**Work task:** Given the listing that follows, report all lines in which the string "Ferryansyah" occurs.

**Data to examine:**
════

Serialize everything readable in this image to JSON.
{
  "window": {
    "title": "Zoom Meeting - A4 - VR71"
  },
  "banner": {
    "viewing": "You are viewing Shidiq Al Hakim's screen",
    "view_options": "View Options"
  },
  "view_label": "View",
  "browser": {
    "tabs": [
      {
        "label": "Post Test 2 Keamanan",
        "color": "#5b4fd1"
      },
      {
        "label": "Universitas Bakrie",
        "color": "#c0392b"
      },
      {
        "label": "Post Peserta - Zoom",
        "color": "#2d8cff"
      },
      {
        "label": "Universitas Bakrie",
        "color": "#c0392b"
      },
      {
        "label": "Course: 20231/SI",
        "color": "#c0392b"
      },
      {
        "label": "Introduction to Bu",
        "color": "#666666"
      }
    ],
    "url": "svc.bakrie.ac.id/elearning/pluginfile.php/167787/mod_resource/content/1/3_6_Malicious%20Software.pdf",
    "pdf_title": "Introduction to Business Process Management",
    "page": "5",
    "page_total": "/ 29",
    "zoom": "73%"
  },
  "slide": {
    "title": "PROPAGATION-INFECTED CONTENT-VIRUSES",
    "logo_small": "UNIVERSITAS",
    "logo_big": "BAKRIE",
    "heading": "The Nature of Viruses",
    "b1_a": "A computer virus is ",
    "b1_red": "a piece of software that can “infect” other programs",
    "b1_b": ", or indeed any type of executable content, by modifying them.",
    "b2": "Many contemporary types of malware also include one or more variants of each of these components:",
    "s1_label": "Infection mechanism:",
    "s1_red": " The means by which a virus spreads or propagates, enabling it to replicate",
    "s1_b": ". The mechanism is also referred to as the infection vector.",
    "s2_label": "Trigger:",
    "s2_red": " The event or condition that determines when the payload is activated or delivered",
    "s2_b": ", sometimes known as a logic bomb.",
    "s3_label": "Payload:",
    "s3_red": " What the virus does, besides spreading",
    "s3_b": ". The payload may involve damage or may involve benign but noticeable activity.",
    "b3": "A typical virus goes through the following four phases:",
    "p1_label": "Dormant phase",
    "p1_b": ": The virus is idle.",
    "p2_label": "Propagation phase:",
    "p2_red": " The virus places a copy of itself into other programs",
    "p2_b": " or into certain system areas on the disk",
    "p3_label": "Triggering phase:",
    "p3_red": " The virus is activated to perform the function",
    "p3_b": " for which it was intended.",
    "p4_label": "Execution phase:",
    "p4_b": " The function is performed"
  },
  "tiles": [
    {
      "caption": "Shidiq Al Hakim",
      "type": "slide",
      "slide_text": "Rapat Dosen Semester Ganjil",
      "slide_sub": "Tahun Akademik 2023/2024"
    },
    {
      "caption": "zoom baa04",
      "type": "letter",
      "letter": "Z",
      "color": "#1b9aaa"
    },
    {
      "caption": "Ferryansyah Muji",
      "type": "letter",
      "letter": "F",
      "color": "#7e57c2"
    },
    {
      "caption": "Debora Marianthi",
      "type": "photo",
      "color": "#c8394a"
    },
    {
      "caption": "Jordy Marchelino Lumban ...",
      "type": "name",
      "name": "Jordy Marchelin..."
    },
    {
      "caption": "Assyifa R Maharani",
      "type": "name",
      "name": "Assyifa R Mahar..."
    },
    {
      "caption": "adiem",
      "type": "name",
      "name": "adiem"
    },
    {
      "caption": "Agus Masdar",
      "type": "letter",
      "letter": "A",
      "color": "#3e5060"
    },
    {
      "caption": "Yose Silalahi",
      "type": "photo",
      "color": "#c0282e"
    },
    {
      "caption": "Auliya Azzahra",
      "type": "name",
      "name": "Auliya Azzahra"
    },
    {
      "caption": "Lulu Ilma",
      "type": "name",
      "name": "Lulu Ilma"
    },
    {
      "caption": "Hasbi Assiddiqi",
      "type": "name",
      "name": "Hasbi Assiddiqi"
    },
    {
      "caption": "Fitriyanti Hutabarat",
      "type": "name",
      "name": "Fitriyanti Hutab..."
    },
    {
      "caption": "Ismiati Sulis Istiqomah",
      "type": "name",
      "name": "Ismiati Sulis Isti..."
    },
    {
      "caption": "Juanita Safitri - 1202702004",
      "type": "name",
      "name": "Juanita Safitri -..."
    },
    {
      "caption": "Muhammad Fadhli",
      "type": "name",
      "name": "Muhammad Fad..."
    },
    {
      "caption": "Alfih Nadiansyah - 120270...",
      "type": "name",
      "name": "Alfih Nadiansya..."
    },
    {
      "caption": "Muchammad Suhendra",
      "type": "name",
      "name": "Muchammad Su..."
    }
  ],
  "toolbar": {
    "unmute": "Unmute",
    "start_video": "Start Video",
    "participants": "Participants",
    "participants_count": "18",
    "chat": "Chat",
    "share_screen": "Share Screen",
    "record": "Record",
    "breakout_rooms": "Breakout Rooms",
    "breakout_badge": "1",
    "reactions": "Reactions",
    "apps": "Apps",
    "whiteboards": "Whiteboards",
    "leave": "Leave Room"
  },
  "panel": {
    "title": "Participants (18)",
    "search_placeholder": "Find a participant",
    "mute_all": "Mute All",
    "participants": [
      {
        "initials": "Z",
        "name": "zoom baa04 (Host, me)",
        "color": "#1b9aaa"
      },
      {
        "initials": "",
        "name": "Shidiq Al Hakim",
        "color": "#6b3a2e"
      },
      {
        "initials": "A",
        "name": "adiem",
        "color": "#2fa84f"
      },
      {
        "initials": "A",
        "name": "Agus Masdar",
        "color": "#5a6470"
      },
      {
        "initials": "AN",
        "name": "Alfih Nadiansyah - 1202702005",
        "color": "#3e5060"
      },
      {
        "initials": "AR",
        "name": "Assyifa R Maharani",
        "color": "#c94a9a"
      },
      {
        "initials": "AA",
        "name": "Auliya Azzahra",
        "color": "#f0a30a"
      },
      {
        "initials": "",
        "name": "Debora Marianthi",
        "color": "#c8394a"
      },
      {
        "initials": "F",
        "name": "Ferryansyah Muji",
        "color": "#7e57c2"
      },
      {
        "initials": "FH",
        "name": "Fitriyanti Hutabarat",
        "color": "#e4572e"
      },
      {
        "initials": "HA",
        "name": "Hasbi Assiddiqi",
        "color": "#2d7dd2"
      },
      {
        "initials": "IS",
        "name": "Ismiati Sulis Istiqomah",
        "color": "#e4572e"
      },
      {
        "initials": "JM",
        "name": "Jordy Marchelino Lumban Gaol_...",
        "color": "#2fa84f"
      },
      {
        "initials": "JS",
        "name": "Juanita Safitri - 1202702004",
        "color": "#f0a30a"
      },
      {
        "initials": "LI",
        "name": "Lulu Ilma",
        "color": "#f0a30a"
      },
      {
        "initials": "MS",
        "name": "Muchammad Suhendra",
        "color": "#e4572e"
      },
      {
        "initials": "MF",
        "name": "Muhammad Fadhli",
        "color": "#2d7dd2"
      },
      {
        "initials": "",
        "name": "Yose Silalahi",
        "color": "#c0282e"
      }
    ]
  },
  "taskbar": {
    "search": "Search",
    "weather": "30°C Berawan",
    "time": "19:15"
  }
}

════

**Finished task:**
      "caption": "Ferryansyah Muji",
        "name": "Ferryansyah Muji",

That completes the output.